→ WHAT TO DO: Print the data exactly as it is given, please.

→ DATASET:
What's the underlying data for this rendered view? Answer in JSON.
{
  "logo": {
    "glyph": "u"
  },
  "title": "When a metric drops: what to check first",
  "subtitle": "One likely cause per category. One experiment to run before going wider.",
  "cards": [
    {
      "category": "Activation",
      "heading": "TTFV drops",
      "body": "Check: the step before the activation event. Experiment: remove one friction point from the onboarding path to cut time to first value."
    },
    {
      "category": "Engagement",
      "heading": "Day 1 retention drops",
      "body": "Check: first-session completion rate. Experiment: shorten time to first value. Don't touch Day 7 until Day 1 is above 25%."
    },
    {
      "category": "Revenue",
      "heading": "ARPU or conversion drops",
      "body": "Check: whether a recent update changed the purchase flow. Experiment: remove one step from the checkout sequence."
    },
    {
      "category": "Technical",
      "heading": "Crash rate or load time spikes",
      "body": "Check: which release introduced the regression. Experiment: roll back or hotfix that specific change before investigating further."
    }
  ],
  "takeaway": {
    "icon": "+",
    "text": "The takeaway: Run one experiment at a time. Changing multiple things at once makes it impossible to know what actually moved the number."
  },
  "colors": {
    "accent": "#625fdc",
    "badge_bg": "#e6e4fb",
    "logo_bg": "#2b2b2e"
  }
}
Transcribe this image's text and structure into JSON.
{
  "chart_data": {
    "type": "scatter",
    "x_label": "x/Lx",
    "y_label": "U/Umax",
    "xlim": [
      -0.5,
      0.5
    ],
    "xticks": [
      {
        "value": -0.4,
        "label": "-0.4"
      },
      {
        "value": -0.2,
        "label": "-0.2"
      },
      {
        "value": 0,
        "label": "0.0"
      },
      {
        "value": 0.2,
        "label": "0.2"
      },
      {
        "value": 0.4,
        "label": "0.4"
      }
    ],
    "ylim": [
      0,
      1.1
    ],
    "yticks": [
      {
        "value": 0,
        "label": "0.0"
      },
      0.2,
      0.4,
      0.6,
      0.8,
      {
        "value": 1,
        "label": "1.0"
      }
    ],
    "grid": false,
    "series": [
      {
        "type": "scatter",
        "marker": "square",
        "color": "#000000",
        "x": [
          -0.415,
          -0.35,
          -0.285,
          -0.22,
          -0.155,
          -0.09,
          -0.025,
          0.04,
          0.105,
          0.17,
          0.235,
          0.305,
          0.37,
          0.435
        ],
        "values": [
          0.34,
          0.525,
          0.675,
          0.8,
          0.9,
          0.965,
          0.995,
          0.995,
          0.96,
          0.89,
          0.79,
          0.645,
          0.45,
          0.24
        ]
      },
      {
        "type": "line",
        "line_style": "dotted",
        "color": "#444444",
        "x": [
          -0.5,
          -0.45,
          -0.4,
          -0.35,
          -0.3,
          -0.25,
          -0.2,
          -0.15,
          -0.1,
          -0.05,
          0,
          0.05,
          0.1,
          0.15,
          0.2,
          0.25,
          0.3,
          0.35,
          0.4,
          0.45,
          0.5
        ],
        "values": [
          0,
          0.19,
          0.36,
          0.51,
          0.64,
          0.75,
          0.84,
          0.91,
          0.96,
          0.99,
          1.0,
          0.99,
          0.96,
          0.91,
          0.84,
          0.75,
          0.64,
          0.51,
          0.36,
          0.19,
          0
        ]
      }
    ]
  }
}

→ THE COMPLETED TASK:
What's the underlying data for this rendered view? Answer in JSON.
{
  "logo": {
    "glyph": "u"
  },
  "title": "When a metric drops: what to check first",
  "subtitle": "One likely cause per category. One experiment to run before going wider.",
  "cards": [
    {
      "category": "Activation",
      "heading": "TTFV drops",
      "body": "Check: the step before the activation event. Experiment: remove one friction point from the onboarding path to cut time to first value."
    },
    {
      "category": "Engagement",
      "heading": "Day 1 retention drops",
      "body": "Check: first-session completion rate. Experiment: shorten time to first value. Don't touch Day 7 until Day 1 is above 25%."
    },
    {
      "category": "Revenue",
      "heading": "ARPU or conversion drops",
      "body": "Check: whether a recent update changed the purchase flow. Experiment: remove one step from the checkout sequence."
    },
    {
      "category": "Technical",
      "heading": "Crash rate or load time spikes",
      "body": "Check: which release introduced the regression. Experiment: roll back or hotfix that specific change before investigating further."
    }
  ],
  "takeaway": {
    "icon": "+",
    "text": "The takeaway: Run one experiment at a time. Changing multiple things at once makes it impossible to know what actually moved the number."
  },
  "colors": {
    "accent": "#625fdc",
    "badge_bg": "#e6e4fb",
    "logo_bg": "#2b2b2e"
  }
}
Transcribe this image's text and structure into JSON.
{
  "chart_data": {
    "type": "scatter",
    "x_label": "x/Lx",
    "y_label": "U/Umax",
    "xlim": [
      -0.5,
      0.5
    ],
    "xticks": [
      {
        "value": -0.4,
        "label": "-0.4"
      },
      {
        "value": -0.2,
        "label": "-0.2"
      },
      {
        "value": 0,
        "label": "0.0"
      },
      {
        "value": 0.2,
        "label": "0.2"
      },
      {
        "value": 0.4,
        "label": "0.4"
      }
    ],
    "ylim": [
      0,
      1.1
    ],
    "yticks": [
      {
        "value": 0,
        "label": "0.0"
      },
      0.2,
      0.4,
      0.6,
      0.8,
      {
        "value": 1,
        "label": "1.0"
      }
    ],
    "grid": false,
    "series": [
      {
        "type": "scatter",
        "marker": "square",
        "color": "#000000",
        "x": [
          -0.415,
          -0.35,
          -0.285,
          -0.22,
          -0.155,
          -0.09,
          -0.025,
          0.04,
          0.105,
          0.17,
          0.235,
          0.305,
          0.37,
          0.435
        ],
        "values": [
          0.34,
          0.525,
          0.675,
          0.8,
          0.9,
          0.965,
          0.995,
          0.995,
          0.96,
          0.89,
          0.79,
          0.645,
          0.45,
          0.24
        ]
      },
      {
        "type": "line",
        "line_style": "dotted",
        "color": "#444444",
        "x": [
          -0.5,
          -0.45,
          -0.4,
          -0.35,
          -0.3,
          -0.25,
          -0.2,
          -0.15,
          -0.1,
          -0.05,
          0,
          0.05,
          0.1,
          0.15,
          0.2,
          0.25,
          0.3,
          0.35,
          0.4,
          0.45,
          0.5
        ],
        "values": [
          0,
          0.19,
          0.36,
          0.51,
          0.64,
          0.75,
          0.84,
          0.91,
          0.96,
          0.99,
          1.0,
          0.99,
          0.96,
          0.91,
          0.84,
          0.75,
          0.64,
          0.51,
          0.36,
          0.19,
          0
        ]
      }
    ]
  }
}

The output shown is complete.